ABOUT THIS TASK:
Nothing but an exact repeat of the data, with pictures removed, belongs in the answer.

Page transcription entries:
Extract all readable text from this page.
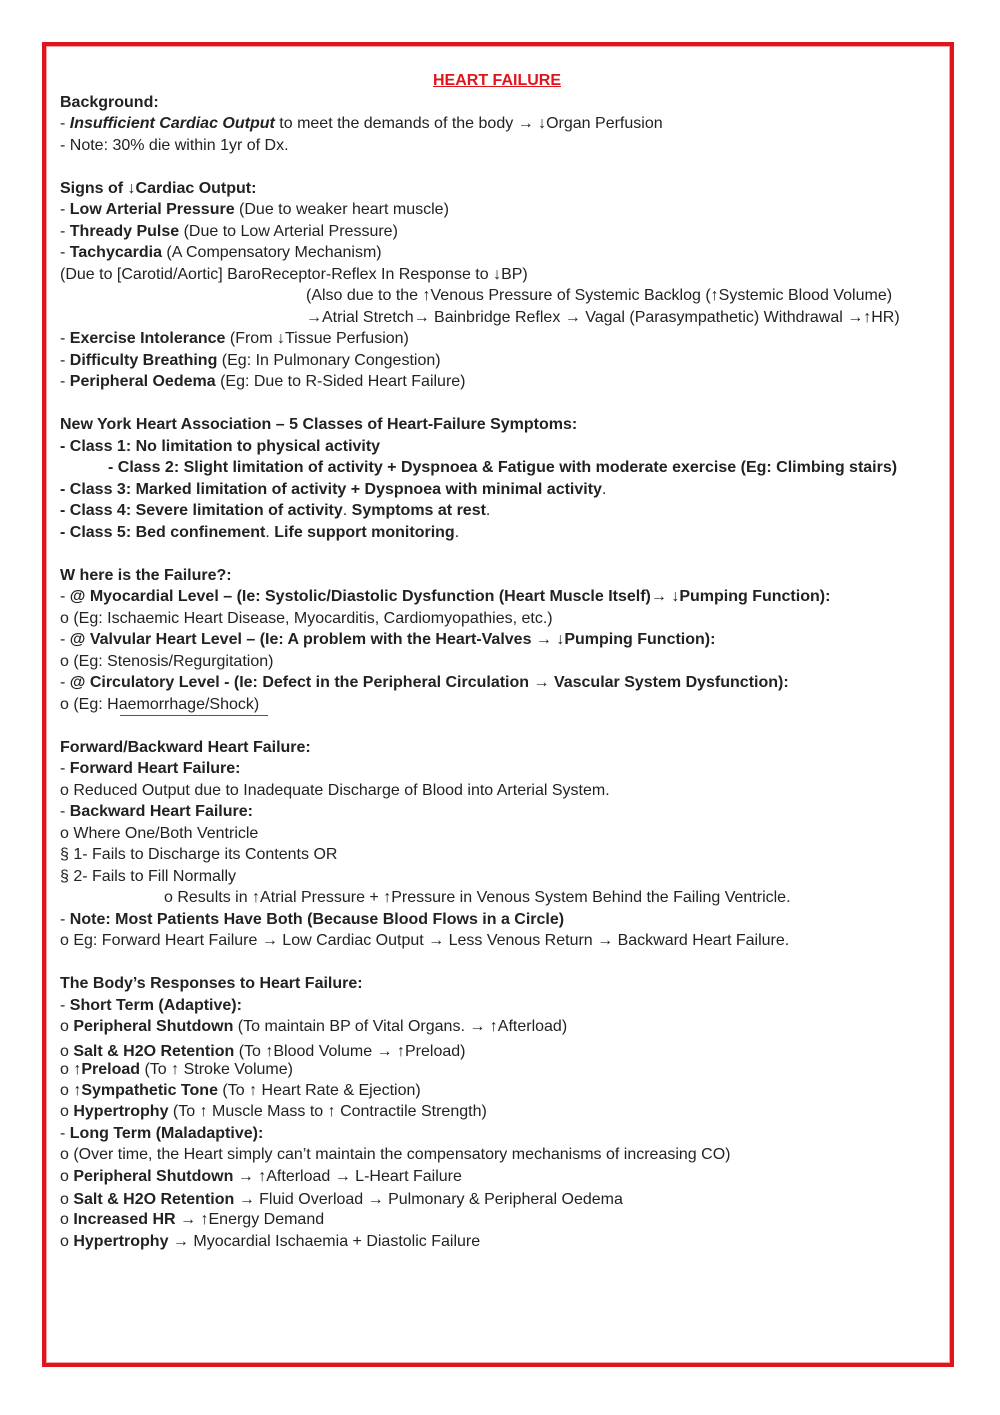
HEART FAILURE
Background:
- Insufficient Cardiac Output to meet the demands of the body → ↓Organ Perfusion
- Note: 30% die within 1yr of Dx.
Signs of ↓Cardiac Output:
- Low Arterial Pressure (Due to weaker heart muscle)
- Thready Pulse (Due to Low Arterial Pressure)
- Tachycardia (A Compensatory Mechanism)
(Due to [Carotid/Aortic] BaroReceptor-Reflex In Response to ↓BP)
(Also due to the ↑Venous Pressure of Systemic Backlog (↑Systemic Blood Volume)
→Atrial Stretch→ Bainbridge Reflex → Vagal (Parasympathetic) Withdrawal →↑HR)
- Exercise Intolerance (From ↓Tissue Perfusion)
- Difficulty Breathing (Eg: In Pulmonary Congestion)
- Peripheral Oedema (Eg: Due to R-Sided Heart Failure)
New York Heart Association – 5 Classes of Heart-Failure Symptoms:
- Class 1: No limitation to physical activity
- Class 2: Slight limitation of activity + Dyspnoea & Fatigue with moderate exercise (Eg: Climbing stairs)
- Class 3: Marked limitation of activity + Dyspnoea with minimal activity.
- Class 4: Severe limitation of activity. Symptoms at rest.
- Class 5: Bed confinement. Life support monitoring.
W here is the Failure?:
- @ Myocardial Level – (Ie: Systolic/Diastolic Dysfunction (Heart Muscle Itself)→ ↓Pumping Function):
o (Eg: Ischaemic Heart Disease, Myocarditis, Cardiomyopathies, etc.)
- @ Valvular Heart Level – (Ie: A problem with the Heart-Valves → ↓Pumping Function):
o (Eg: Stenosis/Regurgitation)
- @ Circulatory Level - (Ie: Defect in the Peripheral Circulation → Vascular System Dysfunction):
o (Eg: Haemorrhage/Shock)
Forward/Backward Heart Failure:
- Forward Heart Failure:
o Reduced Output due to Inadequate Discharge of Blood into Arterial System.
- Backward Heart Failure:
o Where One/Both Ventricle
§ 1- Fails to Discharge its Contents OR
§ 2- Fails to Fill Normally
o Results in ↑Atrial Pressure + ↑Pressure in Venous System Behind the Failing Ventricle.
- Note: Most Patients Have Both (Because Blood Flows in a Circle)
o Eg: Forward Heart Failure → Low Cardiac Output → Less Venous Return → Backward Heart Failure.
The Body’s Responses to Heart Failure:
- Short Term (Adaptive):
o Peripheral Shutdown (To maintain BP of Vital Organs. → ↑Afterload)
o Salt & H2O Retention (To ↑Blood Volume → ↑Preload)
o ↑Preload (To ↑ Stroke Volume)
o ↑Sympathetic Tone (To ↑ Heart Rate & Ejection)
o Hypertrophy (To ↑ Muscle Mass to ↑ Contractile Strength)
- Long Term (Maladaptive):
o (Over time, the Heart simply can’t maintain the compensatory mechanisms of increasing CO)
o Peripheral Shutdown → ↑Afterload → L-Heart Failure
o Salt & H2O Retention → Fluid Overload → Pulmonary & Peripheral Oedema
o Increased HR → ↑Energy Demand
o Hypertrophy → Myocardial Ischaemia + Diastolic Failure
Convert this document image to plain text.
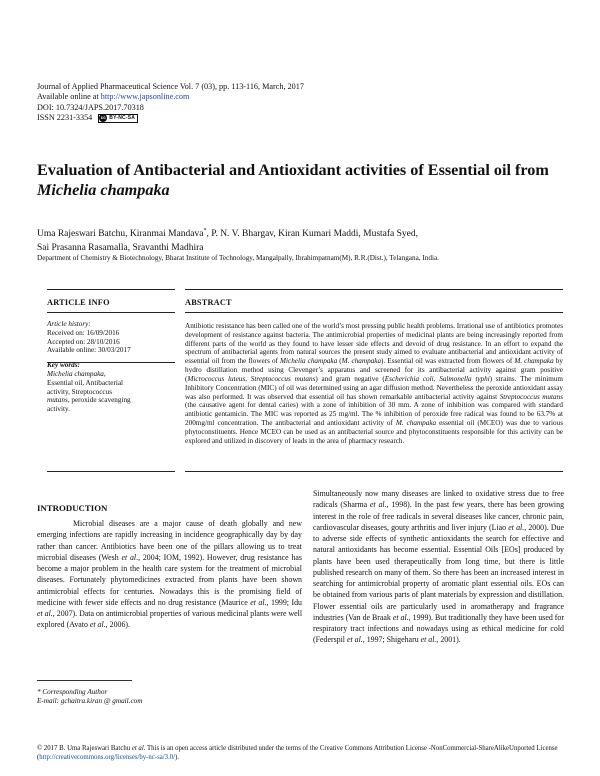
Journal of Applied Pharmaceutical Science Vol. 7 (03), pp. 113-116, March, 2017
Available online at http://www.japsonline.com
DOI: 10.7324/JAPS.2017.70318
ISSN 2231-3354	cc BY-NC-SA
Evaluation of Antibacterial and Antioxidant activities of Essential oil from Michelia champaka
Uma Rajeswari Batchu, Kiranmai Mandava*, P. N. V. Bhargav, Kiran Kumari Maddi, Mustafa Syed,
Sai Prasanna Rasamalla, Sravanthi Madhira
Department of Chemistry & Biotechnology, Bharat Institute of Technology, Mangalpally, Ibrahimpatnam(M), R.R.(Dist.), Telangana, India.
ARTICLE INFO	ABSTRACT
Article history:
Received on: 16/09/2016
Accepted on: 28/10/2016
Available online: 30/03/2017
Key words:
Michelia champaka,
Essential oil, Antibacterial
activity, Streptococcus
mutans, peroxide scavenging
activity.
Antibiotic resistance has been called one of the world’s most pressing public health problems. Irrational use of antibiotics promotes development of resistance against bacteria. The antimicrobial properties of medicinal plants are being increasingly reported from different parts of the world as they found to have lesser side effects and devoid of drug resistance. In an effort to expand the spectrum of antibacterial agents from natural sources the present study aimed to evaluate antibacterial and antioxidant activity of essential oil from the flowers of Michelia champaka (M. champaka). Essential oil was extracted from flowers of M. champaka by hydro distillation method using Clevenger’s apparatus and screened for its antibacterial activity against gram positive (Micrococcus luteus, Streptococcus mutans) and gram negative (Escherichia coli, Salmonella typhi) strains. The minimum Inhibitory Concentration (MIC) of oil was determined using an agar diffusion method. Nevertheless the peroxide antioxidant assay was also performed. It was observed that essential oil has shown remarkable antibacterial activity against Streptococcus mutans (the causative agent for dental caries) with a zone of inhibition of 30 mm. A zone of inhibition was compared with standard antibiotic gentamicin. The MIC was reported as 25 mg/ml. The % inhibition of peroxide free radical was found to be 63.7% at 200mg/ml concentration. The antibacterial and antioxidant activity of M. champaka essential oil (MCEO) was due to various phytoconstituents. Hence MCEO can be used as an antibacterial source and phytoconstituents responsible for this activity can be explored and utilized in discovery of leads in the area of pharmacy research.
INTRODUCTION

Microbial diseases are a major cause of death globally and new emerging infections are rapidly increasing in incidence geographically day by day rather than cancer. Antibiotics have been one of the pillars allowing us to treat microbial diseases (Wesh et al., 2004; IOM, 1992). However, drug resistance has become a major problem in the health care system for the treatment of microbial diseases. Fortunately phytomedicines extracted from plants have been shown antimicrobial effects for centuries. Nowadays this is the promising field of medicine with fewer side effects and no drug resistance (Maurice et al., 1999; Idu et al., 2007). Data on antimicrobial properties of various medicinal plants were well explored (Avato et al., 2006).

Simultaneously now many diseases are linked to oxidative stress due to free radicals (Sharma et al., 1998). In the past few years, there has been growing interest in the role of free radicals in several diseases like cancer, chronic pain, cardiovascular diseases, gouty arthritis and liver injury (Liao et al., 2000). Due to adverse side effects of synthetic antioxidants the search for effective and natural antioxidants has become essential. Essential Oils [EOs] produced by plants have been used therapeutically from long time, but there is little published research on many of them. So there has been an increased interest in searching for antimicrobial property of aromatic plant essential oils. EOs can be obtained from various parts of plant materials by expression and distillation. Flower essential oils are particularly used in aromatherapy and fragrance industries (Van de Braak et al., 1999). But traditionally they have been used for respiratory tract infections and nowadays using as ethical medicine for cold (Federspil et al., 1997; Shigeharu et al., 2001).

* Corresponding Author
E-mail: gchaitra.kiran @ gmail.com
© 2017 B. Uma Rajeswari Batchu et al. This is an open access article distributed under the terms of the Creative Commons Attribution License -NonCommercial-ShareAlikeUnported License (http://creativecommons.org/licenses/by-nc-sa/3.0/).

ANSWER BELOW:
Extract all readable text from this page.
HEART FAILURE
Background:
- Insufficient Cardiac Output to meet the demands of the body → ↓Organ Perfusion
- Note: 30% die within 1yr of Dx.
Signs of ↓Cardiac Output:
- Low Arterial Pressure (Due to weaker heart muscle)
- Thready Pulse (Due to Low Arterial Pressure)
- Tachycardia (A Compensatory Mechanism)
(Due to [Carotid/Aortic] BaroReceptor-Reflex In Response to ↓BP)
(Also due to the ↑Venous Pressure of Systemic Backlog (↑Systemic Blood Volume)
→Atrial Stretch→ Bainbridge Reflex → Vagal (Parasympathetic) Withdrawal →↑HR)
- Exercise Intolerance (From ↓Tissue Perfusion)
- Difficulty Breathing (Eg: In Pulmonary Congestion)
- Peripheral Oedema (Eg: Due to R-Sided Heart Failure)
New York Heart Association – 5 Classes of Heart-Failure Symptoms:
- Class 1: No limitation to physical activity
- Class 2: Slight limitation of activity + Dyspnoea & Fatigue with moderate exercise (Eg: Climbing stairs)
- Class 3: Marked limitation of activity + Dyspnoea with minimal activity.
- Class 4: Severe limitation of activity. Symptoms at rest.
- Class 5: Bed confinement. Life support monitoring.
W here is the Failure?:
- @ Myocardial Level – (Ie: Systolic/Diastolic Dysfunction (Heart Muscle Itself)→ ↓Pumping Function):
o (Eg: Ischaemic Heart Disease, Myocarditis, Cardiomyopathies, etc.)
- @ Valvular Heart Level – (Ie: A problem with the Heart-Valves → ↓Pumping Function):
o (Eg: Stenosis/Regurgitation)
- @ Circulatory Level - (Ie: Defect in the Peripheral Circulation → Vascular System Dysfunction):
o (Eg: Haemorrhage/Shock)
Forward/Backward Heart Failure:
- Forward Heart Failure:
o Reduced Output due to Inadequate Discharge of Blood into Arterial System.
- Backward Heart Failure:
o Where One/Both Ventricle
§ 1- Fails to Discharge its Contents OR
§ 2- Fails to Fill Normally
o Results in ↑Atrial Pressure + ↑Pressure in Venous System Behind the Failing Ventricle.
- Note: Most Patients Have Both (Because Blood Flows in a Circle)
o Eg: Forward Heart Failure → Low Cardiac Output → Less Venous Return → Backward Heart Failure.
The Body’s Responses to Heart Failure:
- Short Term (Adaptive):
o Peripheral Shutdown (To maintain BP of Vital Organs. → ↑Afterload)
o Salt & H2O Retention (To ↑Blood Volume → ↑Preload)
o ↑Preload (To ↑ Stroke Volume)
o ↑Sympathetic Tone (To ↑ Heart Rate & Ejection)
o Hypertrophy (To ↑ Muscle Mass to ↑ Contractile Strength)
- Long Term (Maladaptive):
o (Over time, the Heart simply can’t maintain the compensatory mechanisms of increasing CO)
o Peripheral Shutdown → ↑Afterload → L-Heart Failure
o Salt & H2O Retention → Fluid Overload → Pulmonary & Peripheral Oedema
o Increased HR → ↑Energy Demand
o Hypertrophy → Myocardial Ischaemia + Diastolic Failure
Convert this document image to plain text.
Journal of Applied Pharmaceutical Science Vol. 7 (03), pp. 113-116, March, 2017
Available online at http://www.japsonline.com
DOI: 10.7324/JAPS.2017.70318
ISSN 2231-3354	cc BY-NC-SA
Evaluation of Antibacterial and Antioxidant activities of Essential oil from Michelia champaka
Uma Rajeswari Batchu, Kiranmai Mandava*, P. N. V. Bhargav, Kiran Kumari Maddi, Mustafa Syed,
Sai Prasanna Rasamalla, Sravanthi Madhira
Department of Chemistry & Biotechnology, Bharat Institute of Technology, Mangalpally, Ibrahimpatnam(M), R.R.(Dist.), Telangana, India.
ARTICLE INFO	ABSTRACT
Article history:
Received on: 16/09/2016
Accepted on: 28/10/2016
Available online: 30/03/2017
Key words:
Michelia champaka,
Essential oil, Antibacterial
activity, Streptococcus
mutans, peroxide scavenging
activity.
Antibiotic resistance has been called one of the world’s most pressing public health problems. Irrational use of antibiotics promotes development of resistance against bacteria. The antimicrobial properties of medicinal plants are being increasingly reported from different parts of the world as they found to have lesser side effects and devoid of drug resistance. In an effort to expand the spectrum of antibacterial agents from natural sources the present study aimed to evaluate antibacterial and antioxidant activity of essential oil from the flowers of Michelia champaka (M. champaka). Essential oil was extracted from flowers of M. champaka by hydro distillation method using Clevenger’s apparatus and screened for its antibacterial activity against gram positive (Micrococcus luteus, Streptococcus mutans) and gram negative (Escherichia coli, Salmonella typhi) strains. The minimum Inhibitory Concentration (MIC) of oil was determined using an agar diffusion method. Nevertheless the peroxide antioxidant assay was also performed. It was observed that essential oil has shown remarkable antibacterial activity against Streptococcus mutans (the causative agent for dental caries) with a zone of inhibition of 30 mm. A zone of inhibition was compared with standard antibiotic gentamicin. The MIC was reported as 25 mg/ml. The % inhibition of peroxide free radical was found to be 63.7% at 200mg/ml concentration. The antibacterial and antioxidant activity of M. champaka essential oil (MCEO) was due to various phytoconstituents. Hence MCEO can be used as an antibacterial source and phytoconstituents responsible for this activity can be explored and utilized in discovery of leads in the area of pharmacy research.
INTRODUCTION

Microbial diseases are a major cause of death globally and new emerging infections are rapidly increasing in incidence geographically day by day rather than cancer. Antibiotics have been one of the pillars allowing us to treat microbial diseases (Wesh et al., 2004; IOM, 1992). However, drug resistance has become a major problem in the health care system for the treatment of microbial diseases. Fortunately phytomedicines extracted from plants have been shown antimicrobial effects for centuries. Nowadays this is the promising field of medicine with fewer side effects and no drug resistance (Maurice et al., 1999; Idu et al., 2007). Data on antimicrobial properties of various medicinal plants were well explored (Avato et al., 2006).

Simultaneously now many diseases are linked to oxidative stress due to free radicals (Sharma et al., 1998). In the past few years, there has been growing interest in the role of free radicals in several diseases like cancer, chronic pain, cardiovascular diseases, gouty arthritis and liver injury (Liao et al., 2000). Due to adverse side effects of synthetic antioxidants the search for effective and natural antioxidants has become essential. Essential Oils [EOs] produced by plants have been used therapeutically from long time, but there is little published research on many of them. So there has been an increased interest in searching for antimicrobial property of aromatic plant essential oils. EOs can be obtained from various parts of plant materials by expression and distillation. Flower essential oils are particularly used in aromatherapy and fragrance industries (Van de Braak et al., 1999). But traditionally they have been used for respiratory tract infections and nowadays using as ethical medicine for cold (Federspil et al., 1997; Shigeharu et al., 2001).

* Corresponding Author
E-mail: gchaitra.kiran @ gmail.com
© 2017 B. Uma Rajeswari Batchu et al. This is an open access article distributed under the terms of the Creative Commons Attribution License -NonCommercial-ShareAlikeUnported License (http://creativecommons.org/licenses/by-nc-sa/3.0/).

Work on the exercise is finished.